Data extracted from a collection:

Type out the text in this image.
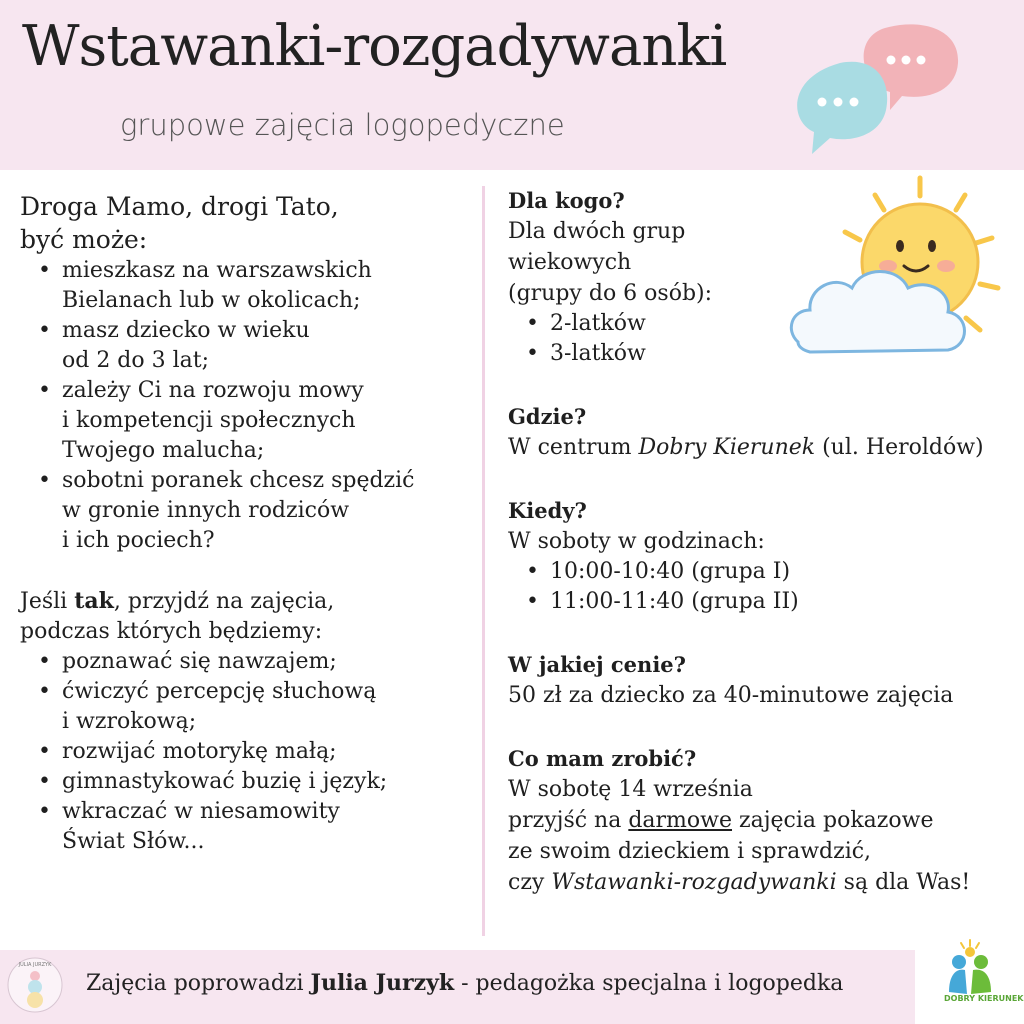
Wstawanki-rozgadywanki
grupowe zajęcia logopedyczne
Droga Mamo, drogi Tato,
być może:
• mieszkasz na warszawskich
Bielanach lub w okolicach;
• masz dziecko w wieku
od 2 do 3 lat;
• zależy Ci na rozwoju mowy
i kompetencji społecznych
Twojego malucha;
• sobotni poranek chcesz spędzić
w gronie innych rodziców
i ich pociech?
Jeśli tak, przyjdź na zajęcia,
podczas których będziemy:
• poznawać się nawzajem;
• ćwiczyć percepcję słuchową
i wzrokową;
• rozwijać motorykę małą;
• gimnastykować buzię i język;
• wkraczać w niesamowity
Świat Słów...
Dla kogo?
Dla dwóch grup
wiekowych
(grupy do 6 osób):
• 2-latków
• 3-latków
Gdzie?
W centrum Dobry Kierunek (ul. Heroldów)
Kiedy?
W soboty w godzinach:
• 10:00-10:40 (grupa I)
• 11:00-11:40 (grupa II)
W jakiej cenie?
50 zł za dziecko za 40-minutowe zajęcia
Co mam zrobić?
W sobotę 14 września
przyjść na darmowe zajęcia pokazowe
ze swoim dzieckiem i sprawdzić,
czy Wstawanki-rozgadywanki są dla Was!
Zajęcia poprowadzi Julia Jurzyk - pedagożka specjalna i logopedka
JULIA JURZYK
DOBRY KIERUNEK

▶ _PROBLEM DESCRIPTION_: Reproduce the records, all of them, word for word; omit the pictures.

▶ _RESPONSE BELOW_:
Type out the text in this image.
Wstawanki-rozgadywanki
grupowe zajęcia logopedyczne
Droga Mamo, drogi Tato,
być może:
• mieszkasz na warszawskich
Bielanach lub w okolicach;
• masz dziecko w wieku
od 2 do 3 lat;
• zależy Ci na rozwoju mowy
i kompetencji społecznych
Twojego malucha;
• sobotni poranek chcesz spędzić
w gronie innych rodziców
i ich pociech?
Jeśli tak, przyjdź na zajęcia,
podczas których będziemy:
• poznawać się nawzajem;
• ćwiczyć percepcję słuchową
i wzrokową;
• rozwijać motorykę małą;
• gimnastykować buzię i język;
• wkraczać w niesamowity
Świat Słów...
Dla kogo?
Dla dwóch grup
wiekowych
(grupy do 6 osób):
• 2-latków
• 3-latków
Gdzie?
W centrum Dobry Kierunek (ul. Heroldów)
Kiedy?
W soboty w godzinach:
• 10:00-10:40 (grupa I)
• 11:00-11:40 (grupa II)
W jakiej cenie?
50 zł za dziecko za 40-minutowe zajęcia
Co mam zrobić?
W sobotę 14 września
przyjść na darmowe zajęcia pokazowe
ze swoim dzieckiem i sprawdzić,
czy Wstawanki-rozgadywanki są dla Was!
Zajęcia poprowadzi Julia Jurzyk - pedagożka specjalna i logopedka
JULIA JURZYK
DOBRY KIERUNEK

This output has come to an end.